'''

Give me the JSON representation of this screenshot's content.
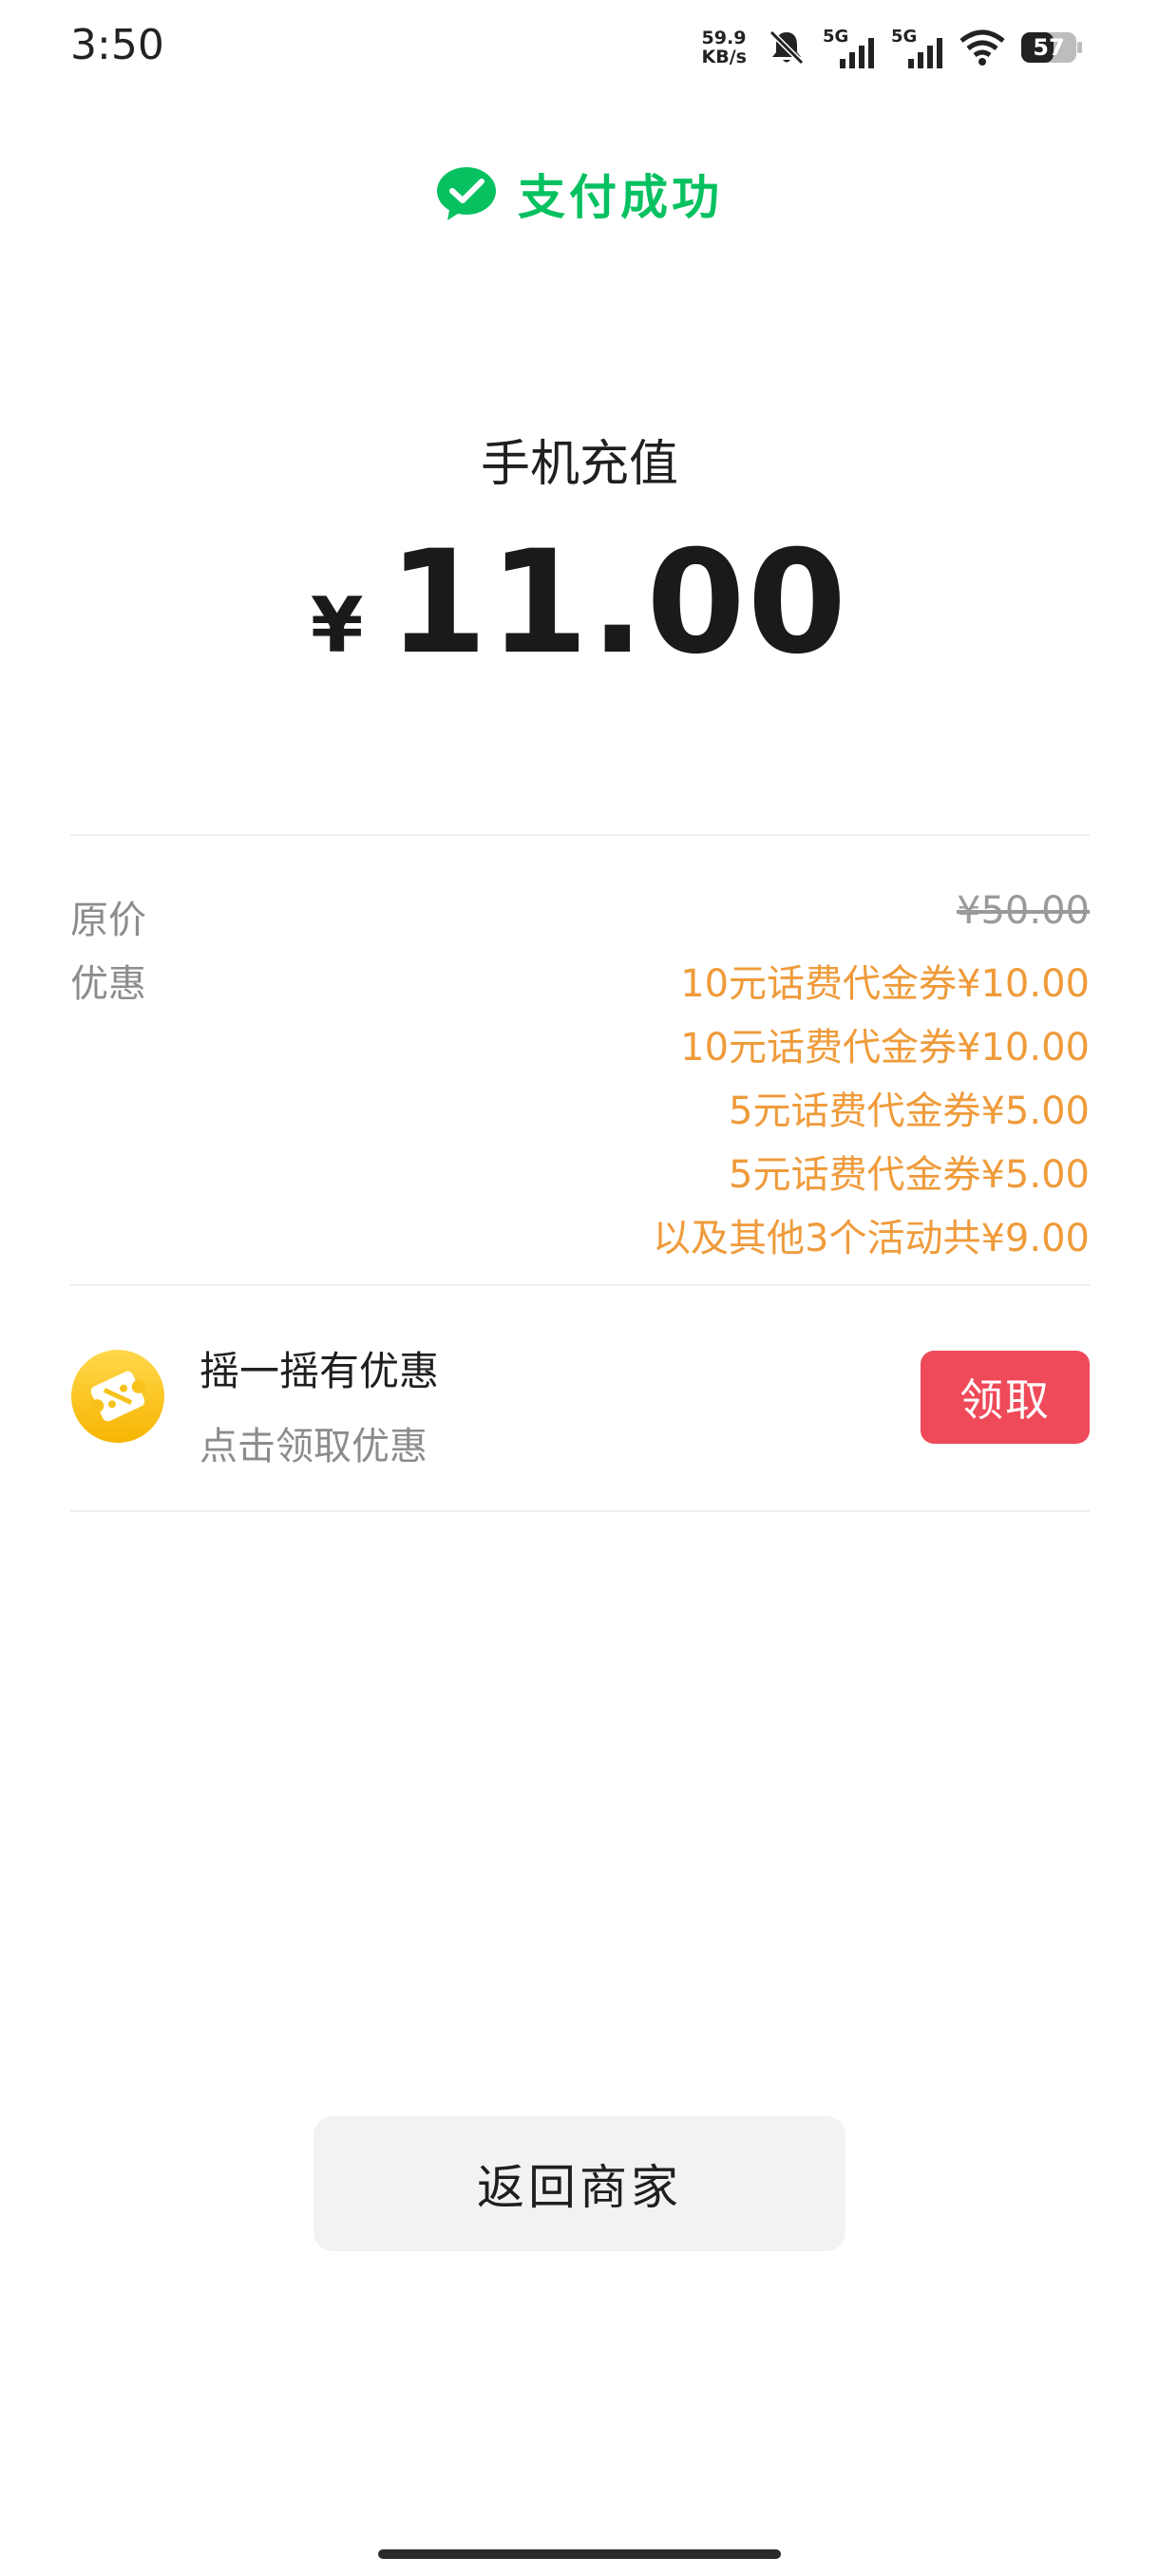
{
  "status_bar": {
    "time": "3:50",
    "net_speed_value": "59.9",
    "net_speed_unit": "KB/s",
    "sim1_tag": "5G",
    "sim2_tag": "5G",
    "battery_level": "57",
    "icons": [
      "bell-muted-icon",
      "signal-icon",
      "signal-icon",
      "wifi-icon",
      "battery-icon"
    ]
  },
  "header": {
    "title": "支付成功",
    "icon": "wechat-pay-icon",
    "accent_color": "#07c160"
  },
  "payment": {
    "merchant": "手机充值",
    "currency": "¥",
    "amount": "11.00"
  },
  "details": {
    "original_label": "原价",
    "original_value": "¥50.00",
    "discount_label": "优惠",
    "discount_color": "#ef9b3b",
    "discounts": [
      "10元话费代金券¥10.00",
      "10元话费代金券¥10.00",
      "5元话费代金券¥5.00",
      "5元话费代金券¥5.00",
      "以及其他3个活动共¥9.00"
    ]
  },
  "promo": {
    "title": "摇一摇有优惠",
    "subtitle": "点击领取优惠",
    "button_label": "领取",
    "icon": "coupon-icon",
    "button_color": "#ef4a59"
  },
  "footer": {
    "back_label": "返回商家"
  }
}
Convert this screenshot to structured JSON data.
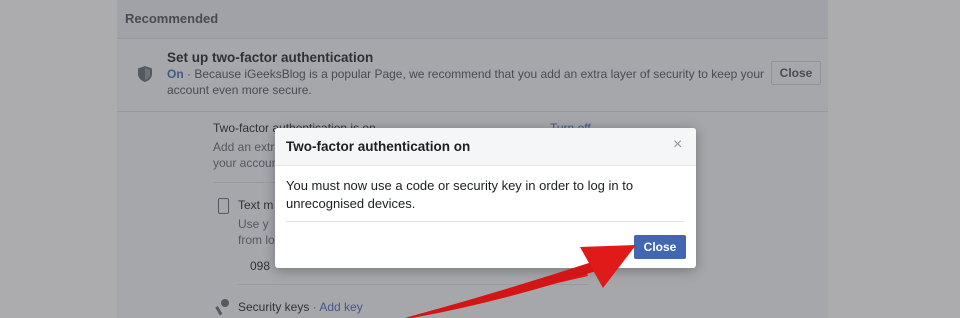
{
  "section": {
    "title": "Recommended"
  },
  "recommendation": {
    "title": "Set up two-factor authentication",
    "status": "On",
    "description": " · Because iGeeksBlog is a popular Page, we recommend that you add an extra layer of security to keep your account even more secure.",
    "close_label": "Close"
  },
  "settings": {
    "status_line": "Two-factor authentication is on",
    "turn_off_label": "Turn off",
    "desc_line1": "Add an extra",
    "desc_line2": "your account",
    "text_message_label": "Text m",
    "text_message_desc1": "Use y",
    "text_message_desc2": "from lo",
    "phone_fragment": "098",
    "security_keys_label": "Security keys",
    "add_key_label": "Add key",
    "separator": " · "
  },
  "modal": {
    "title": "Two-factor authentication on",
    "close_x": "×",
    "body": "You must now use a code or security key in order to log in to unrecognised devices.",
    "close_label": "Close"
  },
  "colors": {
    "accent": "#4267b2",
    "arrow": "#e01919"
  }
}
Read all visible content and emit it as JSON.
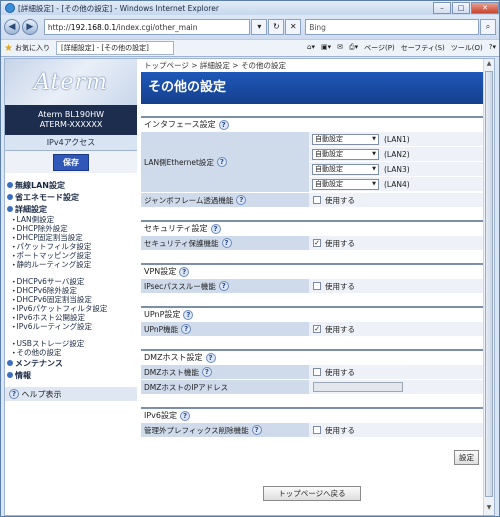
{
  "window": {
    "title": "[詳細設定] - [その他の設定] - Windows Internet Explorer"
  },
  "browser": {
    "url_prefix": "http://",
    "url_host": "192.168.0.1",
    "url_path": "/index.cgi/other_main",
    "search_placeholder": "Bing",
    "favorites_label": "お気に入り",
    "tab_label": "[詳細設定] - [その他の設定]",
    "tools": [
      "ページ(P)",
      "セーフティ(S)",
      "ツール(O)"
    ]
  },
  "sidebar": {
    "logo": "Aterm",
    "model_line1": "Aterm BL190HW",
    "model_line2": "ATERM-XXXXXX",
    "access": "IPv4アクセス",
    "save": "保存",
    "menu": [
      {
        "label": "無線LAN設定"
      },
      {
        "label": "省エネモード設定"
      },
      {
        "label": "詳細設定"
      }
    ],
    "subs_a": [
      "LAN側設定",
      "DHCP除外設定",
      "DHCP固定割当設定",
      "パケットフィルタ設定",
      "ポートマッピング設定",
      "静的ルーティング設定"
    ],
    "subs_b": [
      "DHCPv6サーバ設定",
      "DHCPv6除外設定",
      "DHCPv6固定割当設定",
      "IPv6パケットフィルタ設定",
      "IPv6ホスト公開設定",
      "IPv6ルーティング設定"
    ],
    "subs_c": [
      "USBストレージ設定",
      "その他の設定"
    ],
    "menu2": [
      {
        "label": "メンテナンス"
      },
      {
        "label": "情報"
      }
    ],
    "help": "ヘルプ表示"
  },
  "main": {
    "breadcrumb": "トップページ > 詳細設定 > その他の設定",
    "title": "その他の設定",
    "interface": {
      "head": "インタフェース設定",
      "lan_label": "LAN側Ethernet設定",
      "lans": [
        {
          "value": "自動設定",
          "port": "(LAN1)"
        },
        {
          "value": "自動設定",
          "port": "(LAN2)"
        },
        {
          "value": "自動設定",
          "port": "(LAN3)"
        },
        {
          "value": "自動設定",
          "port": "(LAN4)"
        }
      ],
      "jumbo_label": "ジャンボフレーム透過機能",
      "jumbo_check": "使用する"
    },
    "security": {
      "head": "セキュリティ設定",
      "label": "セキュリティ保護機能",
      "check": "使用する"
    },
    "vpn": {
      "head": "VPN設定",
      "label": "IPsecパススルー機能",
      "check": "使用する"
    },
    "upnp": {
      "head": "UPnP設定",
      "label": "UPnP機能",
      "check": "使用する"
    },
    "dmz": {
      "head": "DMZホスト設定",
      "label": "DMZホスト機能",
      "check": "使用する",
      "ip_label": "DMZホストのIPアドレス"
    },
    "ipv6": {
      "head": "IPv6設定",
      "label": "管理外プレフィックス削除機能",
      "check": "使用する"
    },
    "apply": "設定",
    "back": "トップページへ戻る"
  }
}
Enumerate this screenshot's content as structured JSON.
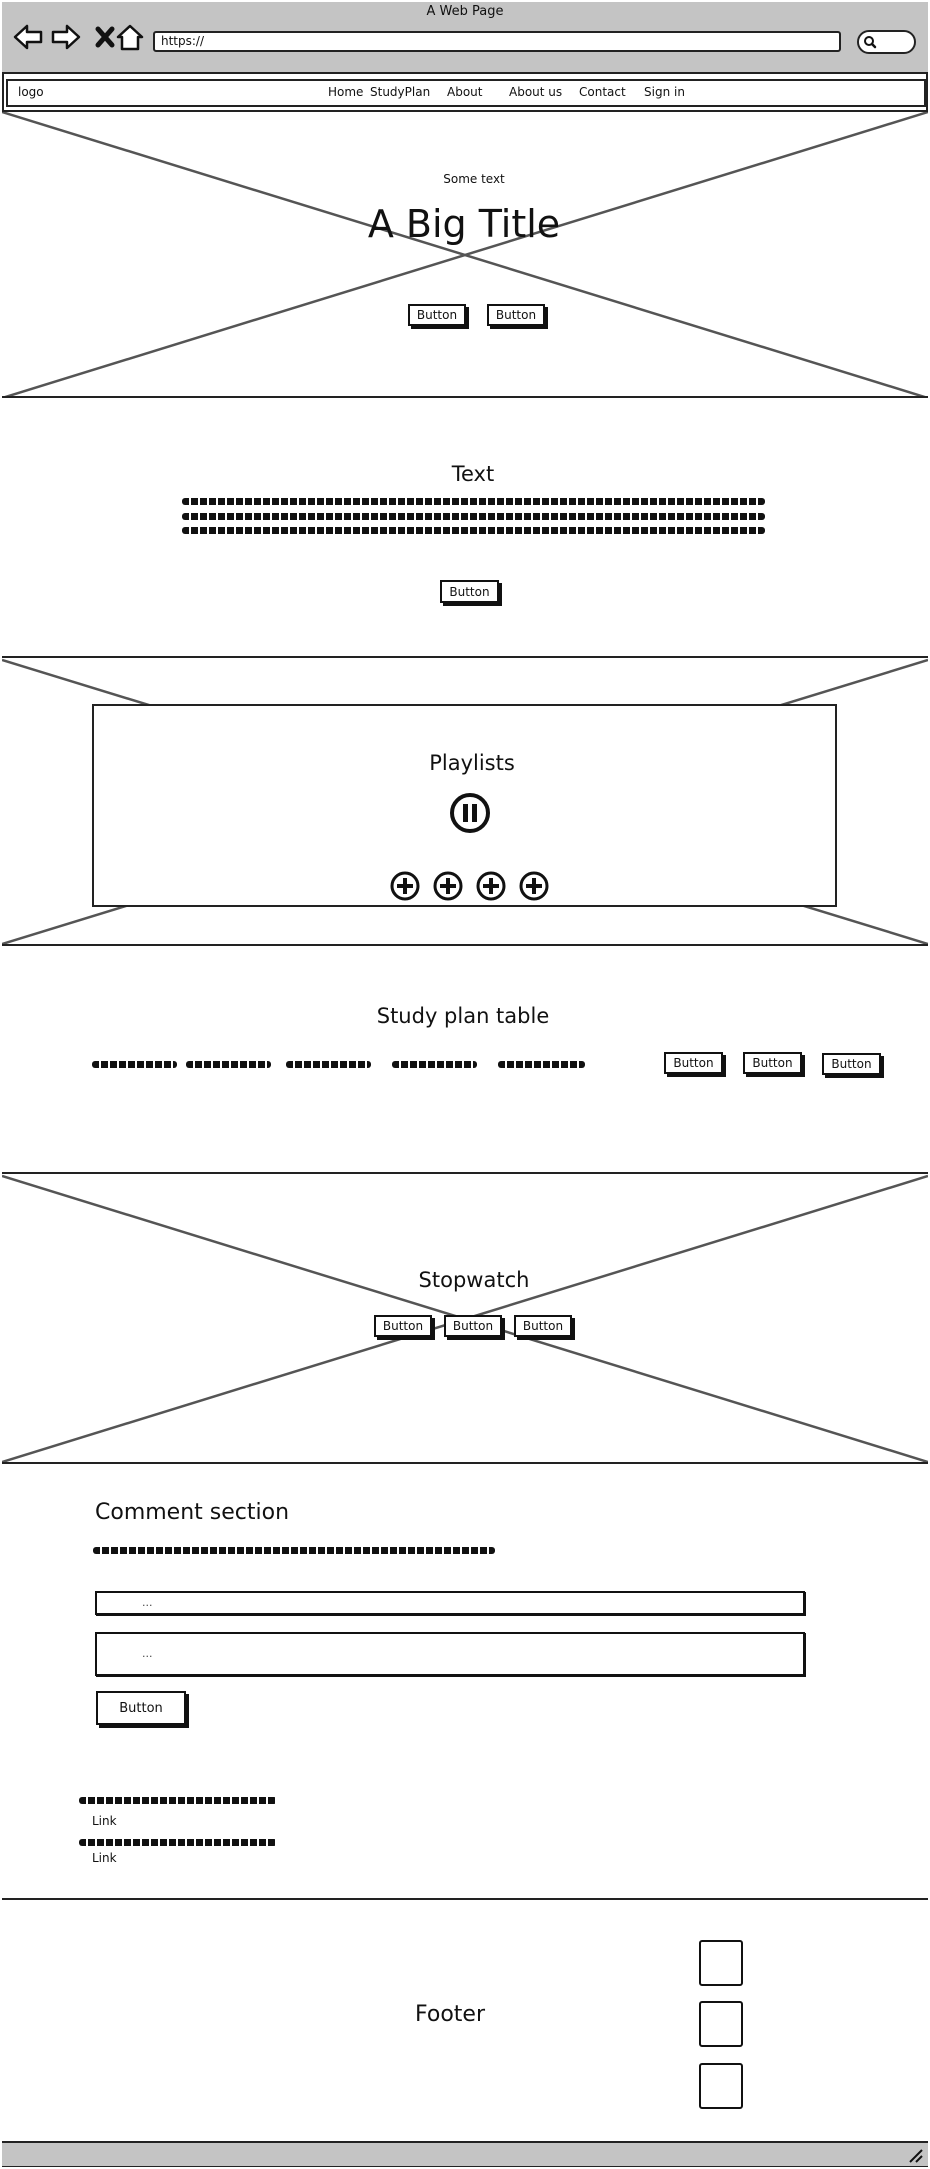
{
  "window": {
    "title": "A Web Page",
    "url": "https://"
  },
  "navbar": {
    "logo": "logo",
    "links": [
      "Home",
      "StudyPlan",
      "About",
      "About us",
      "Contact",
      "Sign in"
    ]
  },
  "hero": {
    "kicker": "Some text",
    "title": "A Big Title",
    "buttons": [
      "Button",
      "Button"
    ]
  },
  "text_section": {
    "heading": "Text",
    "button": "Button"
  },
  "playlists": {
    "heading": "Playlists"
  },
  "study_plan": {
    "heading": "Study plan table",
    "buttons": [
      "Button",
      "Button",
      "Button"
    ]
  },
  "stopwatch": {
    "heading": "Stopwatch",
    "buttons": [
      "Button",
      "Button",
      "Button"
    ]
  },
  "comments": {
    "heading": "Comment section",
    "input_placeholder": "...",
    "textarea_placeholder": "...",
    "button": "Button",
    "links": [
      "Link",
      "Link"
    ]
  },
  "footer": {
    "label": "Footer"
  }
}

'''

_Instructions for the task_.
Leave the pictures out and copy the rest of the data exactly.

_Exercise output_.
Give me the JSON representation of this screenshot's content.
{
  "status_bar": {
    "time": "3:50",
    "net_speed_value": "59.9",
    "net_speed_unit": "KB/s",
    "sim1_tag": "5G",
    "sim2_tag": "5G",
    "battery_level": "57",
    "icons": [
      "bell-muted-icon",
      "signal-icon",
      "signal-icon",
      "wifi-icon",
      "battery-icon"
    ]
  },
  "header": {
    "title": "支付成功",
    "icon": "wechat-pay-icon",
    "accent_color": "#07c160"
  },
  "payment": {
    "merchant": "手机充值",
    "currency": "¥",
    "amount": "11.00"
  },
  "details": {
    "original_label": "原价",
    "original_value": "¥50.00",
    "discount_label": "优惠",
    "discount_color": "#ef9b3b",
    "discounts": [
      "10元话费代金券¥10.00",
      "10元话费代金券¥10.00",
      "5元话费代金券¥5.00",
      "5元话费代金券¥5.00",
      "以及其他3个活动共¥9.00"
    ]
  },
  "promo": {
    "title": "摇一摇有优惠",
    "subtitle": "点击领取优惠",
    "button_label": "领取",
    "icon": "coupon-icon",
    "button_color": "#ef4a59"
  },
  "footer": {
    "back_label": "返回商家"
  }
}
Convert this screenshot to structured JSON data.
{
  "section": {
    "title": "Recommended"
  },
  "recommendation": {
    "title": "Set up two-factor authentication",
    "status": "On",
    "description": " · Because iGeeksBlog is a popular Page, we recommend that you add an extra layer of security to keep your account even more secure.",
    "close_label": "Close"
  },
  "settings": {
    "status_line": "Two-factor authentication is on",
    "turn_off_label": "Turn off",
    "desc_line1": "Add an extra",
    "desc_line2": "your account",
    "text_message_label": "Text m",
    "text_message_desc1": "Use y",
    "text_message_desc2": "from lo",
    "phone_fragment": "098",
    "security_keys_label": "Security keys",
    "add_key_label": "Add key",
    "separator": " · "
  },
  "modal": {
    "title": "Two-factor authentication on",
    "close_x": "×",
    "body": "You must now use a code or security key in order to log in to unrecognised devices.",
    "close_label": "Close"
  },
  "colors": {
    "accent": "#4267b2",
    "arrow": "#e01919"
  }
}
Read all visible content and emit it as JSON.
{
  "window": {
    "title": "[詳細設定] - [その他の設定] - Windows Internet Explorer"
  },
  "browser": {
    "url_prefix": "http://",
    "url_host": "192.168.0.1",
    "url_path": "/index.cgi/other_main",
    "search_placeholder": "Bing",
    "favorites_label": "お気に入り",
    "tab_label": "[詳細設定] - [その他の設定]",
    "tools": [
      "ページ(P)",
      "セーフティ(S)",
      "ツール(O)"
    ]
  },
  "sidebar": {
    "logo": "Aterm",
    "model_line1": "Aterm BL190HW",
    "model_line2": "ATERM-XXXXXX",
    "access": "IPv4アクセス",
    "save": "保存",
    "menu": [
      {
        "label": "無線LAN設定"
      },
      {
        "label": "省エネモード設定"
      },
      {
        "label": "詳細設定"
      }
    ],
    "subs_a": [
      "LAN側設定",
      "DHCP除外設定",
      "DHCP固定割当設定",
      "パケットフィルタ設定",
      "ポートマッピング設定",
      "静的ルーティング設定"
    ],
    "subs_b": [
      "DHCPv6サーバ設定",
      "DHCPv6除外設定",
      "DHCPv6固定割当設定",
      "IPv6パケットフィルタ設定",
      "IPv6ホスト公開設定",
      "IPv6ルーティング設定"
    ],
    "subs_c": [
      "USBストレージ設定",
      "その他の設定"
    ],
    "menu2": [
      {
        "label": "メンテナンス"
      },
      {
        "label": "情報"
      }
    ],
    "help": "ヘルプ表示"
  },
  "main": {
    "breadcrumb": "トップページ > 詳細設定 > その他の設定",
    "title": "その他の設定",
    "interface": {
      "head": "インタフェース設定",
      "lan_label": "LAN側Ethernet設定",
      "lans": [
        {
          "value": "自動設定",
          "port": "(LAN1)"
        },
        {
          "value": "自動設定",
          "port": "(LAN2)"
        },
        {
          "value": "自動設定",
          "port": "(LAN3)"
        },
        {
          "value": "自動設定",
          "port": "(LAN4)"
        }
      ],
      "jumbo_label": "ジャンボフレーム透過機能",
      "jumbo_check": "使用する"
    },
    "security": {
      "head": "セキュリティ設定",
      "label": "セキュリティ保護機能",
      "check": "使用する"
    },
    "vpn": {
      "head": "VPN設定",
      "label": "IPsecパススルー機能",
      "check": "使用する"
    },
    "upnp": {
      "head": "UPnP設定",
      "label": "UPnP機能",
      "check": "使用する"
    },
    "dmz": {
      "head": "DMZホスト設定",
      "label": "DMZホスト機能",
      "check": "使用する",
      "ip_label": "DMZホストのIPアドレス"
    },
    "ipv6": {
      "head": "IPv6設定",
      "label": "管理外プレフィックス削除機能",
      "check": "使用する"
    },
    "apply": "設定",
    "back": "トップページへ戻る"
  }
}
Enumerate this screenshot's content as structured JSON.
{
  "window": {
    "title": "A Web Page",
    "url": "https://"
  },
  "navbar": {
    "logo": "logo",
    "links": [
      "Home",
      "StudyPlan",
      "About",
      "About us",
      "Contact",
      "Sign in"
    ]
  },
  "hero": {
    "kicker": "Some text",
    "title": "A Big Title",
    "buttons": [
      "Button",
      "Button"
    ]
  },
  "text_section": {
    "heading": "Text",
    "button": "Button"
  },
  "playlists": {
    "heading": "Playlists"
  },
  "study_plan": {
    "heading": "Study plan table",
    "buttons": [
      "Button",
      "Button",
      "Button"
    ]
  },
  "stopwatch": {
    "heading": "Stopwatch",
    "buttons": [
      "Button",
      "Button",
      "Button"
    ]
  },
  "comments": {
    "heading": "Comment section",
    "input_placeholder": "...",
    "textarea_placeholder": "...",
    "button": "Button",
    "links": [
      "Link",
      "Link"
    ]
  },
  "footer": {
    "label": "Footer"
  }
}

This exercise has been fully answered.